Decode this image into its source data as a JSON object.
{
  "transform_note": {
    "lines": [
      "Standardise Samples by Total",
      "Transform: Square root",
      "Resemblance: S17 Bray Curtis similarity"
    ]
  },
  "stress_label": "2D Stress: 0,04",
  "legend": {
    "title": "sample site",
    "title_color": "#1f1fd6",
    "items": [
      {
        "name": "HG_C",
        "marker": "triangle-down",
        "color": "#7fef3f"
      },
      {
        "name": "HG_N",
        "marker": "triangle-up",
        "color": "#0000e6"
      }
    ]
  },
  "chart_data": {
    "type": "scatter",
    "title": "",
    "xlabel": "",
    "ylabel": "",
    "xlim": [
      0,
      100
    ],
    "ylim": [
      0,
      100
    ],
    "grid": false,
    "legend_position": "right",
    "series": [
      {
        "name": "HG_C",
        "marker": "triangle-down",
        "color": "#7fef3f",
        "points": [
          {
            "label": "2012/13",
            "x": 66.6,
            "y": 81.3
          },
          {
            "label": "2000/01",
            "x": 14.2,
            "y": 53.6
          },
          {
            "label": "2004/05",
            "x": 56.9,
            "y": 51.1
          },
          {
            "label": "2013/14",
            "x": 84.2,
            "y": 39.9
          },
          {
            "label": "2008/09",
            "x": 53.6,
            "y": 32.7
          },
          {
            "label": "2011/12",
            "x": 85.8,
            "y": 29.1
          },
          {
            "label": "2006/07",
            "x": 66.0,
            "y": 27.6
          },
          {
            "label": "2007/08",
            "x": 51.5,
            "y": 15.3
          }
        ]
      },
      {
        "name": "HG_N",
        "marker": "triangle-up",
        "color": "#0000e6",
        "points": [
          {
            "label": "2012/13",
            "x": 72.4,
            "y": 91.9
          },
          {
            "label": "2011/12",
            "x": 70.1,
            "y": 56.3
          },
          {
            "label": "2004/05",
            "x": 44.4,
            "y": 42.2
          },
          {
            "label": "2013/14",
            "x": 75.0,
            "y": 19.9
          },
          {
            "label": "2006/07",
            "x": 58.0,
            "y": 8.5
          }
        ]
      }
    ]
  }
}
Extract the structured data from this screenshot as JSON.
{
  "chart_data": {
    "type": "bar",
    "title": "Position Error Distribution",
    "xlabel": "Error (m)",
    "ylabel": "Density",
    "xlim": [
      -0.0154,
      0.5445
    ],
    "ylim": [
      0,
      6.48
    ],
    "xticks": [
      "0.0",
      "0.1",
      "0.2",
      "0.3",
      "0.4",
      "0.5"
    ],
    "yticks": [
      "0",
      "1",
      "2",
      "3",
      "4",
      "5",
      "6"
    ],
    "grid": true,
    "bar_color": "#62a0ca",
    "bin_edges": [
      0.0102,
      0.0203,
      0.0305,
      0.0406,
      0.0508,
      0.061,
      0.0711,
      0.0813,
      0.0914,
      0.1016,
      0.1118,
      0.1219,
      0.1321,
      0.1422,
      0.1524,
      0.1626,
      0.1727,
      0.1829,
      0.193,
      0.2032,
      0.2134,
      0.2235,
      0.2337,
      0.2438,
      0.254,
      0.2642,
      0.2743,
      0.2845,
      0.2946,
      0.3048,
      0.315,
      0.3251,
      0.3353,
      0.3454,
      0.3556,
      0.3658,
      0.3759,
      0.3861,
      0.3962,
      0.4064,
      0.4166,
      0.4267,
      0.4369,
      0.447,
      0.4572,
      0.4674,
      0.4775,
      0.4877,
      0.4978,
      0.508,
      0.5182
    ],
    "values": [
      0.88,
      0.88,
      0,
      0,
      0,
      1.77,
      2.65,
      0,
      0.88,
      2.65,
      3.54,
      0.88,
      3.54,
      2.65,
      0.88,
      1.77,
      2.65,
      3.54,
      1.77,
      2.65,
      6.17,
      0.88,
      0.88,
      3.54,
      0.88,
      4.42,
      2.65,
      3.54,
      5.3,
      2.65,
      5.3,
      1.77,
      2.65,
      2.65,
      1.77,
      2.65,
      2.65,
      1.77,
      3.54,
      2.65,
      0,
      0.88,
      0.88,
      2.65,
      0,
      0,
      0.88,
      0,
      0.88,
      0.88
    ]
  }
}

What is needed — Write out the entries above word for word.

Problem solution —
Decode this image into its source data as a JSON object.
{
  "transform_note": {
    "lines": [
      "Standardise Samples by Total",
      "Transform: Square root",
      "Resemblance: S17 Bray Curtis similarity"
    ]
  },
  "stress_label": "2D Stress: 0,04",
  "legend": {
    "title": "sample site",
    "title_color": "#1f1fd6",
    "items": [
      {
        "name": "HG_C",
        "marker": "triangle-down",
        "color": "#7fef3f"
      },
      {
        "name": "HG_N",
        "marker": "triangle-up",
        "color": "#0000e6"
      }
    ]
  },
  "chart_data": {
    "type": "scatter",
    "title": "",
    "xlabel": "",
    "ylabel": "",
    "xlim": [
      0,
      100
    ],
    "ylim": [
      0,
      100
    ],
    "grid": false,
    "legend_position": "right",
    "series": [
      {
        "name": "HG_C",
        "marker": "triangle-down",
        "color": "#7fef3f",
        "points": [
          {
            "label": "2012/13",
            "x": 66.6,
            "y": 81.3
          },
          {
            "label": "2000/01",
            "x": 14.2,
            "y": 53.6
          },
          {
            "label": "2004/05",
            "x": 56.9,
            "y": 51.1
          },
          {
            "label": "2013/14",
            "x": 84.2,
            "y": 39.9
          },
          {
            "label": "2008/09",
            "x": 53.6,
            "y": 32.7
          },
          {
            "label": "2011/12",
            "x": 85.8,
            "y": 29.1
          },
          {
            "label": "2006/07",
            "x": 66.0,
            "y": 27.6
          },
          {
            "label": "2007/08",
            "x": 51.5,
            "y": 15.3
          }
        ]
      },
      {
        "name": "HG_N",
        "marker": "triangle-up",
        "color": "#0000e6",
        "points": [
          {
            "label": "2012/13",
            "x": 72.4,
            "y": 91.9
          },
          {
            "label": "2011/12",
            "x": 70.1,
            "y": 56.3
          },
          {
            "label": "2004/05",
            "x": 44.4,
            "y": 42.2
          },
          {
            "label": "2013/14",
            "x": 75.0,
            "y": 19.9
          },
          {
            "label": "2006/07",
            "x": 58.0,
            "y": 8.5
          }
        ]
      }
    ]
  }
}
Extract the structured data from this screenshot as JSON.
{
  "chart_data": {
    "type": "bar",
    "title": "Position Error Distribution",
    "xlabel": "Error (m)",
    "ylabel": "Density",
    "xlim": [
      -0.0154,
      0.5445
    ],
    "ylim": [
      0,
      6.48
    ],
    "xticks": [
      "0.0",
      "0.1",
      "0.2",
      "0.3",
      "0.4",
      "0.5"
    ],
    "yticks": [
      "0",
      "1",
      "2",
      "3",
      "4",
      "5",
      "6"
    ],
    "grid": true,
    "bar_color": "#62a0ca",
    "bin_edges": [
      0.0102,
      0.0203,
      0.0305,
      0.0406,
      0.0508,
      0.061,
      0.0711,
      0.0813,
      0.0914,
      0.1016,
      0.1118,
      0.1219,
      0.1321,
      0.1422,
      0.1524,
      0.1626,
      0.1727,
      0.1829,
      0.193,
      0.2032,
      0.2134,
      0.2235,
      0.2337,
      0.2438,
      0.254,
      0.2642,
      0.2743,
      0.2845,
      0.2946,
      0.3048,
      0.315,
      0.3251,
      0.3353,
      0.3454,
      0.3556,
      0.3658,
      0.3759,
      0.3861,
      0.3962,
      0.4064,
      0.4166,
      0.4267,
      0.4369,
      0.447,
      0.4572,
      0.4674,
      0.4775,
      0.4877,
      0.4978,
      0.508,
      0.5182
    ],
    "values": [
      0.88,
      0.88,
      0,
      0,
      0,
      1.77,
      2.65,
      0,
      0.88,
      2.65,
      3.54,
      0.88,
      3.54,
      2.65,
      0.88,
      1.77,
      2.65,
      3.54,
      1.77,
      2.65,
      6.17,
      0.88,
      0.88,
      3.54,
      0.88,
      4.42,
      2.65,
      3.54,
      5.3,
      2.65,
      5.3,
      1.77,
      2.65,
      2.65,
      1.77,
      2.65,
      2.65,
      1.77,
      3.54,
      2.65,
      0,
      0.88,
      0.88,
      2.65,
      0,
      0,
      0.88,
      0,
      0.88,
      0.88
    ]
  }
}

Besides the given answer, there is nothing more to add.